The listing below should be written out exactly; please include all of it.

## begin Exercise input

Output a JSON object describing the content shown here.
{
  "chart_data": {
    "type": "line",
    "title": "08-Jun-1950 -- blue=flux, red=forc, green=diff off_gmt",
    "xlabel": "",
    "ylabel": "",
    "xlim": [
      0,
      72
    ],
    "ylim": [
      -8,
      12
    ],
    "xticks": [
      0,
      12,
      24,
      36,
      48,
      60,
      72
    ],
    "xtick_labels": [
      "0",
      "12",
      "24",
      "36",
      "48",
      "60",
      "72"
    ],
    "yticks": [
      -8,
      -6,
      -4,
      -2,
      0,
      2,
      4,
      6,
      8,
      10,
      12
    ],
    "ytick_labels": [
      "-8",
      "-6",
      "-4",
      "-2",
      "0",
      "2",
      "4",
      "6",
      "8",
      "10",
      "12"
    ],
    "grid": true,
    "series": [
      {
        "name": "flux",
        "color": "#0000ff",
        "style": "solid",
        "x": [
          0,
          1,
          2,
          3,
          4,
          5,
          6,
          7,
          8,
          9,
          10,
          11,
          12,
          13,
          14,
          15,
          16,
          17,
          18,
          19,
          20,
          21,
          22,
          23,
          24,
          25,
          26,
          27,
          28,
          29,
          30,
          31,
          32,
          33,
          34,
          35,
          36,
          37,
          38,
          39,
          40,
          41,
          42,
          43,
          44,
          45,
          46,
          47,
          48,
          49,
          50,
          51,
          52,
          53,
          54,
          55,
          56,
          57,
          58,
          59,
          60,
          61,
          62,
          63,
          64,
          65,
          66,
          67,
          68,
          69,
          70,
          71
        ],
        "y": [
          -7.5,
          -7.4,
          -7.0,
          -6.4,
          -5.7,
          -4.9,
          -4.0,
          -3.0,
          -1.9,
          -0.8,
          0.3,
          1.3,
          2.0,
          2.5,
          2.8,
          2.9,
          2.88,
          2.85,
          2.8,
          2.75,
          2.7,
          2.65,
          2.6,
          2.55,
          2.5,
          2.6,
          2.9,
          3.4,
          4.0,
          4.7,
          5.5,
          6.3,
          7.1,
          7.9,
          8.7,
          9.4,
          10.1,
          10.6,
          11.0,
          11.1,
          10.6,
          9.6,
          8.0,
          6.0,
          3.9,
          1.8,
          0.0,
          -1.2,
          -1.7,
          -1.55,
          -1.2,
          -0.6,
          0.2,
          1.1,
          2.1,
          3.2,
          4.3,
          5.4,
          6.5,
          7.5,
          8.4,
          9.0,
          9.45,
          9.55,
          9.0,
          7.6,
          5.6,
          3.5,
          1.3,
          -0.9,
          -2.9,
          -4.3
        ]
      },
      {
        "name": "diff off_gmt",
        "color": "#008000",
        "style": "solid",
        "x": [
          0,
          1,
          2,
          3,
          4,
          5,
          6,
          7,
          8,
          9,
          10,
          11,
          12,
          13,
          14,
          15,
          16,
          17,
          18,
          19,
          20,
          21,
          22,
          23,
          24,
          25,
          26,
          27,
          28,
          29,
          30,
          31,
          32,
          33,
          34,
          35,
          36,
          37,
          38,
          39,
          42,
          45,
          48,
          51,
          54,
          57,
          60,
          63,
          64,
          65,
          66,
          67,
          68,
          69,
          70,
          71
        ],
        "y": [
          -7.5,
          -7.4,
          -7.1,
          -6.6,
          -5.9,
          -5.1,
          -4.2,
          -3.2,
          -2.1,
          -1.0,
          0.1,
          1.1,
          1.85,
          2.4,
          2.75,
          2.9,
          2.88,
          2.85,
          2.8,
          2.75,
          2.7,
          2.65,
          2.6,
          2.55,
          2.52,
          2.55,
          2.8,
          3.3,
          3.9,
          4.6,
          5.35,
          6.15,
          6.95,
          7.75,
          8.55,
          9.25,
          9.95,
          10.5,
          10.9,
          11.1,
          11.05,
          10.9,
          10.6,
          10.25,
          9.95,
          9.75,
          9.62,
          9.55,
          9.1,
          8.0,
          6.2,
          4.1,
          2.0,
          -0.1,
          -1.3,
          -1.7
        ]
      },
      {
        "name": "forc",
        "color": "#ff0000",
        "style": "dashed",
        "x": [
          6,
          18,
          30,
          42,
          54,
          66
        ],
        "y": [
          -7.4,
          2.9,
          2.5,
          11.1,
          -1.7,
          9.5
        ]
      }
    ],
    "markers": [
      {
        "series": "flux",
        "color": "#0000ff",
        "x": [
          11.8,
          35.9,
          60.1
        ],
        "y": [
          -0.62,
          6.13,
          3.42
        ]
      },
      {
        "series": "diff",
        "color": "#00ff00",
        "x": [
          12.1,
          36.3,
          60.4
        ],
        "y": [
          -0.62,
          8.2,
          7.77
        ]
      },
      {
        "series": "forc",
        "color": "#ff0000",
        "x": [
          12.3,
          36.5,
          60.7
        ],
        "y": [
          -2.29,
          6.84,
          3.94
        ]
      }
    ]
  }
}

## end Exercise input

Written response |
Output a JSON object describing the content shown here.
{
  "chart_data": {
    "type": "line",
    "title": "08-Jun-1950 -- blue=flux, red=forc, green=diff off_gmt",
    "xlabel": "",
    "ylabel": "",
    "xlim": [
      0,
      72
    ],
    "ylim": [
      -8,
      12
    ],
    "xticks": [
      0,
      12,
      24,
      36,
      48,
      60,
      72
    ],
    "xtick_labels": [
      "0",
      "12",
      "24",
      "36",
      "48",
      "60",
      "72"
    ],
    "yticks": [
      -8,
      -6,
      -4,
      -2,
      0,
      2,
      4,
      6,
      8,
      10,
      12
    ],
    "ytick_labels": [
      "-8",
      "-6",
      "-4",
      "-2",
      "0",
      "2",
      "4",
      "6",
      "8",
      "10",
      "12"
    ],
    "grid": true,
    "series": [
      {
        "name": "flux",
        "color": "#0000ff",
        "style": "solid",
        "x": [
          0,
          1,
          2,
          3,
          4,
          5,
          6,
          7,
          8,
          9,
          10,
          11,
          12,
          13,
          14,
          15,
          16,
          17,
          18,
          19,
          20,
          21,
          22,
          23,
          24,
          25,
          26,
          27,
          28,
          29,
          30,
          31,
          32,
          33,
          34,
          35,
          36,
          37,
          38,
          39,
          40,
          41,
          42,
          43,
          44,
          45,
          46,
          47,
          48,
          49,
          50,
          51,
          52,
          53,
          54,
          55,
          56,
          57,
          58,
          59,
          60,
          61,
          62,
          63,
          64,
          65,
          66,
          67,
          68,
          69,
          70,
          71
        ],
        "y": [
          -7.5,
          -7.4,
          -7.0,
          -6.4,
          -5.7,
          -4.9,
          -4.0,
          -3.0,
          -1.9,
          -0.8,
          0.3,
          1.3,
          2.0,
          2.5,
          2.8,
          2.9,
          2.88,
          2.85,
          2.8,
          2.75,
          2.7,
          2.65,
          2.6,
          2.55,
          2.5,
          2.6,
          2.9,
          3.4,
          4.0,
          4.7,
          5.5,
          6.3,
          7.1,
          7.9,
          8.7,
          9.4,
          10.1,
          10.6,
          11.0,
          11.1,
          10.6,
          9.6,
          8.0,
          6.0,
          3.9,
          1.8,
          0.0,
          -1.2,
          -1.7,
          -1.55,
          -1.2,
          -0.6,
          0.2,
          1.1,
          2.1,
          3.2,
          4.3,
          5.4,
          6.5,
          7.5,
          8.4,
          9.0,
          9.45,
          9.55,
          9.0,
          7.6,
          5.6,
          3.5,
          1.3,
          -0.9,
          -2.9,
          -4.3
        ]
      },
      {
        "name": "diff off_gmt",
        "color": "#008000",
        "style": "solid",
        "x": [
          0,
          1,
          2,
          3,
          4,
          5,
          6,
          7,
          8,
          9,
          10,
          11,
          12,
          13,
          14,
          15,
          16,
          17,
          18,
          19,
          20,
          21,
          22,
          23,
          24,
          25,
          26,
          27,
          28,
          29,
          30,
          31,
          32,
          33,
          34,
          35,
          36,
          37,
          38,
          39,
          42,
          45,
          48,
          51,
          54,
          57,
          60,
          63,
          64,
          65,
          66,
          67,
          68,
          69,
          70,
          71
        ],
        "y": [
          -7.5,
          -7.4,
          -7.1,
          -6.6,
          -5.9,
          -5.1,
          -4.2,
          -3.2,
          -2.1,
          -1.0,
          0.1,
          1.1,
          1.85,
          2.4,
          2.75,
          2.9,
          2.88,
          2.85,
          2.8,
          2.75,
          2.7,
          2.65,
          2.6,
          2.55,
          2.52,
          2.55,
          2.8,
          3.3,
          3.9,
          4.6,
          5.35,
          6.15,
          6.95,
          7.75,
          8.55,
          9.25,
          9.95,
          10.5,
          10.9,
          11.1,
          11.05,
          10.9,
          10.6,
          10.25,
          9.95,
          9.75,
          9.62,
          9.55,
          9.1,
          8.0,
          6.2,
          4.1,
          2.0,
          -0.1,
          -1.3,
          -1.7
        ]
      },
      {
        "name": "forc",
        "color": "#ff0000",
        "style": "dashed",
        "x": [
          6,
          18,
          30,
          42,
          54,
          66
        ],
        "y": [
          -7.4,
          2.9,
          2.5,
          11.1,
          -1.7,
          9.5
        ]
      }
    ],
    "markers": [
      {
        "series": "flux",
        "color": "#0000ff",
        "x": [
          11.8,
          35.9,
          60.1
        ],
        "y": [
          -0.62,
          6.13,
          3.42
        ]
      },
      {
        "series": "diff",
        "color": "#00ff00",
        "x": [
          12.1,
          36.3,
          60.4
        ],
        "y": [
          -0.62,
          8.2,
          7.77
        ]
      },
      {
        "series": "forc",
        "color": "#ff0000",
        "x": [
          12.3,
          36.5,
          60.7
        ],
        "y": [
          -2.29,
          6.84,
          3.94
        ]
      }
    ]
  }
}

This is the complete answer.